§ **REQUIREMENTS**
Reproduce, word for word, every line starting at the line that contains "Enumerate this screenshot's" and ending with the final line of the entries.

## Begin MATERIAL SUPPLIED

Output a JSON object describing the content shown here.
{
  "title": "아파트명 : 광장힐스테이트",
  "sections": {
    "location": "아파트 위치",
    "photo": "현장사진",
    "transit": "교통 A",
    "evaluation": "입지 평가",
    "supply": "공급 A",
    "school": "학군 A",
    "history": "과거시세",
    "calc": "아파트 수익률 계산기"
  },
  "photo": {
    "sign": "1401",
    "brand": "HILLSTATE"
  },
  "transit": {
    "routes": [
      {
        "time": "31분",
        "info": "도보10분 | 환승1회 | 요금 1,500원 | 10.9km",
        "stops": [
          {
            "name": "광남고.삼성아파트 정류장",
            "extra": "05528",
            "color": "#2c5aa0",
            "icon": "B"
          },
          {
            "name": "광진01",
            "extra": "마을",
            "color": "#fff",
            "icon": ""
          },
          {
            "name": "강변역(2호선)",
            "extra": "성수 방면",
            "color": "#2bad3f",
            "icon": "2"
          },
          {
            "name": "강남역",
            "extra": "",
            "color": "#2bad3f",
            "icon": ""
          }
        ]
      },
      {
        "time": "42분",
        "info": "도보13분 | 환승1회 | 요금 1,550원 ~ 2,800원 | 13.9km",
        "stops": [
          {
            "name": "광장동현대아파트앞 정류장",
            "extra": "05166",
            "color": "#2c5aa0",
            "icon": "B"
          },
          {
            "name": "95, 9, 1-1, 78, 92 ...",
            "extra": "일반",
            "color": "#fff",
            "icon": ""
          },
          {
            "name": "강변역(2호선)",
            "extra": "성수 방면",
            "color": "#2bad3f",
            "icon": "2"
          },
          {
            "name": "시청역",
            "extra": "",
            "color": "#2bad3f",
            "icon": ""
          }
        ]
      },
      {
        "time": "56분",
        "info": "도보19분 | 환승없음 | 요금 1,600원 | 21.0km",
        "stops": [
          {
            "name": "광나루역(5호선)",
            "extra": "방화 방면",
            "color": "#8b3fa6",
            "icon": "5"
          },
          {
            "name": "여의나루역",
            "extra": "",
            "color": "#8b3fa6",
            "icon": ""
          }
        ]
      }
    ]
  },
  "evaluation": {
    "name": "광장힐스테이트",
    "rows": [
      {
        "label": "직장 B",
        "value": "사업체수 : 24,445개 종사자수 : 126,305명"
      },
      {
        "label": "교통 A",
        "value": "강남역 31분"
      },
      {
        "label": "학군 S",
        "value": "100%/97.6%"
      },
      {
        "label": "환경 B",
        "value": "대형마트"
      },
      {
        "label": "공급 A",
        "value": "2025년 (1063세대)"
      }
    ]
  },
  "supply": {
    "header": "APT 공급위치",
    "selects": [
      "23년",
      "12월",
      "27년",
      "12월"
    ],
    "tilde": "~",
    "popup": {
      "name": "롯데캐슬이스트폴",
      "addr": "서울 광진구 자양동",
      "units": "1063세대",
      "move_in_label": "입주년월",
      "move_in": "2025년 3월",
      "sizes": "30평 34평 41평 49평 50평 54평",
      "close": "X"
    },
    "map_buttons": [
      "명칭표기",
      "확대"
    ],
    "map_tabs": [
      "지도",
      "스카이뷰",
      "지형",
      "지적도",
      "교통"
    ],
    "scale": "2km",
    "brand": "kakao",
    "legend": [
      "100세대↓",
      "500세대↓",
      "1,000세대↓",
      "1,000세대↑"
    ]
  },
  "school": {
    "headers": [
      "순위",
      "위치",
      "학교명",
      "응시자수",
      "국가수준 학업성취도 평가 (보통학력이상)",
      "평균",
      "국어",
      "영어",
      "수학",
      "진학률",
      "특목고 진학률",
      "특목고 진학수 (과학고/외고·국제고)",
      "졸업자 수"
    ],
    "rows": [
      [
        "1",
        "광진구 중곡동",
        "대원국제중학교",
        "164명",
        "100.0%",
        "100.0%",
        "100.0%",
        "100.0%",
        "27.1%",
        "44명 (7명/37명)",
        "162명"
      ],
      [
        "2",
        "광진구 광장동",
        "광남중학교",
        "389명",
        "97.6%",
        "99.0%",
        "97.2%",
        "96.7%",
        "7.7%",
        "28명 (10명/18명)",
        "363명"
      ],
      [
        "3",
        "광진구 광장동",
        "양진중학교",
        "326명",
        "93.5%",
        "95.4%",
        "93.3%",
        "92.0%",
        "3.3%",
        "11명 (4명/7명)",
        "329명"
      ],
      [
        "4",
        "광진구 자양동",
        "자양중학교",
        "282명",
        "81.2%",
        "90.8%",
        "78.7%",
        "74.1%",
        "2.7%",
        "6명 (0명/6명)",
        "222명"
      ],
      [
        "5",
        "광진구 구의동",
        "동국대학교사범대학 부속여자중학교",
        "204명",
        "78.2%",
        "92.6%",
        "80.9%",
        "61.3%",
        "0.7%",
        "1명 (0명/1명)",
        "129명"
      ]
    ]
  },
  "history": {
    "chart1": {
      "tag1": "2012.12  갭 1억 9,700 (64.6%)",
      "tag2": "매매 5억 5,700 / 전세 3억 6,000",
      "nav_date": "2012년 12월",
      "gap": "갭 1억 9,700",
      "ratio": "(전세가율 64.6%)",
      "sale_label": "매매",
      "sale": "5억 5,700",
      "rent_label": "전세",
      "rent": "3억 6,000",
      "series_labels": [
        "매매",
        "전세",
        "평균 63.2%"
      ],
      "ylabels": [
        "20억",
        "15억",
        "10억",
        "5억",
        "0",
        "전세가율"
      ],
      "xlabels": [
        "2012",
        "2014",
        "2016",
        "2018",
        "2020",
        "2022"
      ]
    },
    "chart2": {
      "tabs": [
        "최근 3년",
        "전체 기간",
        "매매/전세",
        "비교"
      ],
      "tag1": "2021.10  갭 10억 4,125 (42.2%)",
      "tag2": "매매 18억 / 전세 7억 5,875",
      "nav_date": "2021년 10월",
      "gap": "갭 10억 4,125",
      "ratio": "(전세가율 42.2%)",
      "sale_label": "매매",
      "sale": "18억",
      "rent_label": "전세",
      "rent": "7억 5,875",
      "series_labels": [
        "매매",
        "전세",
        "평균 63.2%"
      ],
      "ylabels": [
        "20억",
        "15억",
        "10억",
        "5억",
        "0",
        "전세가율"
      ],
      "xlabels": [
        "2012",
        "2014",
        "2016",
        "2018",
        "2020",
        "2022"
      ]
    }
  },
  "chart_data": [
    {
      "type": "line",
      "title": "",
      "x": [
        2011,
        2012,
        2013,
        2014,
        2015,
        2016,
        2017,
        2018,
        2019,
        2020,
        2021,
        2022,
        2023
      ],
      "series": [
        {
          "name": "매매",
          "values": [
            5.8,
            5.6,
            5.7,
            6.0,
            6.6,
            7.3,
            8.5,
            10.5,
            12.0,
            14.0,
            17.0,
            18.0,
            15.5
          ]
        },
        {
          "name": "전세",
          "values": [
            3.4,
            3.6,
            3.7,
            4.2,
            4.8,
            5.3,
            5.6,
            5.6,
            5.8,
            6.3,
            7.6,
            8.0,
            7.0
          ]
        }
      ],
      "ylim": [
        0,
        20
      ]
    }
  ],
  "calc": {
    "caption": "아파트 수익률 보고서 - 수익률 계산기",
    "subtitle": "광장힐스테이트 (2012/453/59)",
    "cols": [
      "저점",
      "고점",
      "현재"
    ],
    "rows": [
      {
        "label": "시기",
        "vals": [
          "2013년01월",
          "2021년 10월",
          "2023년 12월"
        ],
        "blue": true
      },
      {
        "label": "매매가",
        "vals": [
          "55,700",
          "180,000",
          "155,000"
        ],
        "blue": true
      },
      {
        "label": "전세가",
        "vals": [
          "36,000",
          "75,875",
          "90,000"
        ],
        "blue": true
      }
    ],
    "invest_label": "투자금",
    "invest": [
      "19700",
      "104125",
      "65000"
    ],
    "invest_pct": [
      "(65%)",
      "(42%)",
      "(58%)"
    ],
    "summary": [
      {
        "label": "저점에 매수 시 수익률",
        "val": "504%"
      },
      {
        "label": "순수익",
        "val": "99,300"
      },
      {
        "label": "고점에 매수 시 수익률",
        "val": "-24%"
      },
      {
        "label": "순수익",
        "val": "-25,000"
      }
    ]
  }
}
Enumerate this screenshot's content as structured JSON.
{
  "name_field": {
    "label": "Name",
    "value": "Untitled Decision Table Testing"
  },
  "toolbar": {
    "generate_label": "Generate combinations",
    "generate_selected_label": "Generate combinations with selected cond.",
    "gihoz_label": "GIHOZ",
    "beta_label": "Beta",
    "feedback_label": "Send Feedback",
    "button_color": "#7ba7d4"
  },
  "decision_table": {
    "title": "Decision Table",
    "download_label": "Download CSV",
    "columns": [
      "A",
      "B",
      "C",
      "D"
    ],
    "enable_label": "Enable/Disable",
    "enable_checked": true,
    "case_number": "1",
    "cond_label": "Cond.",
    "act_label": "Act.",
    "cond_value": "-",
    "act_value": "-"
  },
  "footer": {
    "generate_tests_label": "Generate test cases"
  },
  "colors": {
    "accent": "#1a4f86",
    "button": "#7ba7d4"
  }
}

## End MATERIAL SUPPLIED

§ **OUTPUT**
Enumerate this screenshot's content as structured JSON.
{
  "name_field": {
    "label": "Name",
    "value": "Untitled Decision Table Testing"
  },
  "toolbar": {
    "generate_label": "Generate combinations",
    "generate_selected_label": "Generate combinations with selected cond.",
    "gihoz_label": "GIHOZ",
    "beta_label": "Beta",
    "feedback_label": "Send Feedback",
    "button_color": "#7ba7d4"
  },
  "decision_table": {
    "title": "Decision Table",
    "download_label": "Download CSV",
    "columns": [
      "A",
      "B",
      "C",
      "D"
    ],
    "enable_label": "Enable/Disable",
    "enable_checked": true,
    "case_number": "1",
    "cond_label": "Cond.",
    "act_label": "Act.",
    "cond_value": "-",
    "act_value": "-"
  },
  "footer": {
    "generate_tests_label": "Generate test cases"
  },
  "colors": {
    "accent": "#1a4f86",
    "button": "#7ba7d4"
  }
}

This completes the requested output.